## GIVEN PROBLEM 1
Who created the costumes for the performers, according to the passage on Ahi Ataahua?
## GIVEN PROBLEM 2
Please carry the passage on Ahi Ataahua forward from its final sentence.

## ARTICLE
As a film, directed by Warrick ‘Waka’ Attewell in 1998, Ahi Ataahua is stunningly beautiful, one of the many taonga on the NZ On Screen website. Farr performs with his percussion group, Strike. They’ve been costumed by Suzanne Tamaki, a founding member of the Pacific Sisters, a collective of performance artists that another founding member, Rosanna Raymond, describes as ‘a Polynesian version of Andy Warhol’s Factory: artists, designers, fashion, street, people’;7 this is the aesthetic that we see in the film. The percussionists wear black tee-shirts and long black, patterned skirts. Mika is crowned with feathers, adorned with seashells but otherwise bare-chested, girded in a loincloth with a long, long train made of videotapes, and platform boots. His moves appear effortless, but the videotapes in the cape, Mika says, ‘cut my body to slashes’. Lightly made up, his long hair flying, Farr appears intensely focused on the sounds, the other percussionists and the camera. Mika begins his performance in mōteatea (lament, or traditional chant) mode, in close-up daring the camera to collapse the distance, and in longer shots pulling himself across the moody blue set through the beat, body arching and tongue occasionally flicking.
The performance is poised between burlesque and high art in a way that threatens to dissolve such distinctions. For the first half of the six-minute film, Mika’s movements are slow curves, absolutely controlled, perfectly disciplined, contained – aside from a blinking moment of pure camp, when he yanks his train up to his shoulders, first one arm, then the other, with a quick wink to the camera. The chant turns to haka, the beats accelerate, and everyone lets loose(r). Mika disappears, then reappears on stilts, painted moko, long red plastic grass skirt, surrounded by the musicians, as they move towards the climax. In some shots, water pours on him and then on the musicians, so that the whole experience is immersively otherworldly. They are, Mika and Farr, captured here some twenty years ago, impossibly beautiful.

## EXTRACTED MATERIAL
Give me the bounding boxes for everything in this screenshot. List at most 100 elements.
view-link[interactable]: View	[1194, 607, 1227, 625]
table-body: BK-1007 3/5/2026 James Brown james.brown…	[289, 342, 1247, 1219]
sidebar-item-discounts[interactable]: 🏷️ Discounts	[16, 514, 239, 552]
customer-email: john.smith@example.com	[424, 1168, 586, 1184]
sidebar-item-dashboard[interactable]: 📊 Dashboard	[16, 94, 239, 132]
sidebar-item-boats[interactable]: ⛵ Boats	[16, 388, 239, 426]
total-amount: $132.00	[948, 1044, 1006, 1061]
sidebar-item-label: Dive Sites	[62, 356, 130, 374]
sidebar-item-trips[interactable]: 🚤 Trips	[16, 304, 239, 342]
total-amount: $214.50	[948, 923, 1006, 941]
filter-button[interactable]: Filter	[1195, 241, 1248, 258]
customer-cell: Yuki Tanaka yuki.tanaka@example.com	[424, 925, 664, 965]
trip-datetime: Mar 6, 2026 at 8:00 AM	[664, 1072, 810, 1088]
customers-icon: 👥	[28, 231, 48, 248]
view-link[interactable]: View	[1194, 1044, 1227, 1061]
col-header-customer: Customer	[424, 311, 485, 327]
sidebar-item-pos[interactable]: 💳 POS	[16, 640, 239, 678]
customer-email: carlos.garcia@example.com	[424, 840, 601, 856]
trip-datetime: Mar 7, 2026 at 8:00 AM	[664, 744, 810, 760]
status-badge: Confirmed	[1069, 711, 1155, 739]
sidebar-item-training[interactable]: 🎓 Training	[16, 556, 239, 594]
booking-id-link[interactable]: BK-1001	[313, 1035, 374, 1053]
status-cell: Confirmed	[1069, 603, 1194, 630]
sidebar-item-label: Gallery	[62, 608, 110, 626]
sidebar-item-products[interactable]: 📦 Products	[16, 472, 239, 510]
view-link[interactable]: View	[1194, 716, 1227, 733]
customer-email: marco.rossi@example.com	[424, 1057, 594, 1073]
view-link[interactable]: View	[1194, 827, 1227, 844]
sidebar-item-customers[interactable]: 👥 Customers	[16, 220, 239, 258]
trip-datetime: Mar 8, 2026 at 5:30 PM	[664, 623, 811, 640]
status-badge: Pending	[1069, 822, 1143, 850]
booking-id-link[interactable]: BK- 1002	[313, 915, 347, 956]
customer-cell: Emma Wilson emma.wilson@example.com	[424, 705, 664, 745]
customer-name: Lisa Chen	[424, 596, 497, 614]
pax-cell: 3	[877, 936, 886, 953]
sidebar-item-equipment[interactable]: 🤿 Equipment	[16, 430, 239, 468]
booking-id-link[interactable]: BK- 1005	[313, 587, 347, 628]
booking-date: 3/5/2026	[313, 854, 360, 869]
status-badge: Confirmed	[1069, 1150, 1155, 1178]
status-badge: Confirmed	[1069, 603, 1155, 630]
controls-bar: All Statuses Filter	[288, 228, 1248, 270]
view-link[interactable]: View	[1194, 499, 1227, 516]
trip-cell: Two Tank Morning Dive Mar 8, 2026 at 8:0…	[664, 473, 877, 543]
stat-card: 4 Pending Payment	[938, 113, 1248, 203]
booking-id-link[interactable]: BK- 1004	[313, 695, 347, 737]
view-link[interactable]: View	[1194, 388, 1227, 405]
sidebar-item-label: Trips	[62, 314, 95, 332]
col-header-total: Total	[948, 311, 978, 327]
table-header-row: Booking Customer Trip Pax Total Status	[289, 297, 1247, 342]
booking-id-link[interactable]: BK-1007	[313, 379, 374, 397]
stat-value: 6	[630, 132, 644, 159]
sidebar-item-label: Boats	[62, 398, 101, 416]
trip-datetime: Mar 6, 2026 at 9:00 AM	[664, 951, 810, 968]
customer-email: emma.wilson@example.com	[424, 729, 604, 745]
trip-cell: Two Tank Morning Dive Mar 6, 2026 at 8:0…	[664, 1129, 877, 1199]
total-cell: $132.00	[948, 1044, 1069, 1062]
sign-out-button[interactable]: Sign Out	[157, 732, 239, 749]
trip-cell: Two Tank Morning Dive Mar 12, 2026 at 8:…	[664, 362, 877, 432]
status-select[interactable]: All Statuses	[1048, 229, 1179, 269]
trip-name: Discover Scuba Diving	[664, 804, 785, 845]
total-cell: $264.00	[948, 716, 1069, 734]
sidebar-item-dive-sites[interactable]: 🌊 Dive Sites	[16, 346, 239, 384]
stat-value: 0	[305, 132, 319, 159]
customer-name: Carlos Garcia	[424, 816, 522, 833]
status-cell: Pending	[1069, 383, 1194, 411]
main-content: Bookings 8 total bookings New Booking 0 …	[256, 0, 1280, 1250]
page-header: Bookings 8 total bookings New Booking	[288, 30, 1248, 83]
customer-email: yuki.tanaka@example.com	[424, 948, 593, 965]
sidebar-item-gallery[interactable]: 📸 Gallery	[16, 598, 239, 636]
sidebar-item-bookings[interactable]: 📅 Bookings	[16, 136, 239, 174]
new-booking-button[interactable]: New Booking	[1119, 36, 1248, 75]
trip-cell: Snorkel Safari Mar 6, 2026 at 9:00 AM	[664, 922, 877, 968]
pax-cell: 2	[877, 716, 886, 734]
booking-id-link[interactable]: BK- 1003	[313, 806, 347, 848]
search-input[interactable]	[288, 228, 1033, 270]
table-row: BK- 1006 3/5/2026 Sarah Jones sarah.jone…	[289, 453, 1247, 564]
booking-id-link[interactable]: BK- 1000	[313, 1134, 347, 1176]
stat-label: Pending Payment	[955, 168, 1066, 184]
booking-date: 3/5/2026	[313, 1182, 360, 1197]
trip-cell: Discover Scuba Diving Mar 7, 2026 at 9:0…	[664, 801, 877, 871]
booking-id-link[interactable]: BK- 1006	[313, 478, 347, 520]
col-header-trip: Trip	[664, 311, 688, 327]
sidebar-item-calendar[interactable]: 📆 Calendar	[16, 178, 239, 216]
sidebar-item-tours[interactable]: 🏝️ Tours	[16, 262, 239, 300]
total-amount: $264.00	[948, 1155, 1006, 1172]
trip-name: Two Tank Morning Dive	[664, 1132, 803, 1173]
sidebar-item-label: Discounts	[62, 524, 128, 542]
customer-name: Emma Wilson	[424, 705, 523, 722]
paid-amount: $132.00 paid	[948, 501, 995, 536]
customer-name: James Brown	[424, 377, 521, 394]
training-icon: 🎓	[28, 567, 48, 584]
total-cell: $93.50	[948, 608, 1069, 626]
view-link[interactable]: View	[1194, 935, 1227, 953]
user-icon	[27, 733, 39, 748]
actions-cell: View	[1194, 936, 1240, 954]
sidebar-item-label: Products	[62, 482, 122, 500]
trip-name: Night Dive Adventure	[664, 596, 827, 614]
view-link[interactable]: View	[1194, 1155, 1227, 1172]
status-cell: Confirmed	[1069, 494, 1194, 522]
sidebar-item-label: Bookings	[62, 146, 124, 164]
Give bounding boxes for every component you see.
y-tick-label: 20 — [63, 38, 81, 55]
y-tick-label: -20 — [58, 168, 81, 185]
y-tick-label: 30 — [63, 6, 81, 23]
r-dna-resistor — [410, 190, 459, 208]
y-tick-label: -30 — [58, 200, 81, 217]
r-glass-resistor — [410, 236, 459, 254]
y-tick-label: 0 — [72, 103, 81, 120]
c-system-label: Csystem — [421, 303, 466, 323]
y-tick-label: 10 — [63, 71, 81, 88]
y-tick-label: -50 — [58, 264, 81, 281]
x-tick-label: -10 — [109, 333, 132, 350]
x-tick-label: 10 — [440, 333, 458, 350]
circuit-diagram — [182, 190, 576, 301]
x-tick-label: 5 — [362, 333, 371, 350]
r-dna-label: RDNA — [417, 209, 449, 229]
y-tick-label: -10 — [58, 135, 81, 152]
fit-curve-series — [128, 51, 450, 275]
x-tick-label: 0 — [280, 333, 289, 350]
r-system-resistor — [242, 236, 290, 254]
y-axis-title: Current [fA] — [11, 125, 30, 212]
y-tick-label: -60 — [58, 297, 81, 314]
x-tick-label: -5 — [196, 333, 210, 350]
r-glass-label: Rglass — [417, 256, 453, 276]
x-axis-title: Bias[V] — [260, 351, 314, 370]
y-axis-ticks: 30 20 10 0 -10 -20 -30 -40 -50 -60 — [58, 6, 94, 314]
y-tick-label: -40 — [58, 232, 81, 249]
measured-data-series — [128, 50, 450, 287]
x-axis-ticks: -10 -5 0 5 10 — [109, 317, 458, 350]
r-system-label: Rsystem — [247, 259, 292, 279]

## OUTPUT 1
Suzanne Tamaki

## OUTPUT 2
Mika with members of the Pacific Sisters at the Splore Festival, at Auckland’s Tapapakanga Regional Park, early 2000s.
Photo shoot for Mika and Jan Hellriegel’s New Zealand tour, 1996–97. Jan now runs Songbroker and is Mika’s publisher: ‘It’s how the world aggregates connected souls,’ he says. Photo by Nicholas Alexander.
The stage show developed for the 1998 Edinburgh Festival Fringe and also presented as Ahi Ataahua was not quite that. Mika wanted to make art, he says, because ‘I believed that arts festivals were about art. I was wrong.’ The show surfaced first in Wellington, at the Dans Paleis where, Mika notes, Marlene Dietrich once performed. Jane Bowron’s brief review for the Dominion is cheerily bemused. She describes Mika in ‘a snug-fitting gold romper suit with towering black elevator boots that Elton John would die for . . . doing, at one stage, the most frighteningly accurate impersonation of a tuatara’.8 She goes on: ‘Mika has no shame about grabbing anything he can from Maori culture, swirling pois under the strobe lights, donning a cloak and turning his act into a glorified 90s version of a Howard Morrison show.’ Looking ahead to his world tour, she declares that the show will draw expats ‘as it is soaked in Aotearoa and sure to bring a nostalgic tear to the eye’.
Mika in another frock during a lunch break, 1998. Photo by Nicholas Alexander.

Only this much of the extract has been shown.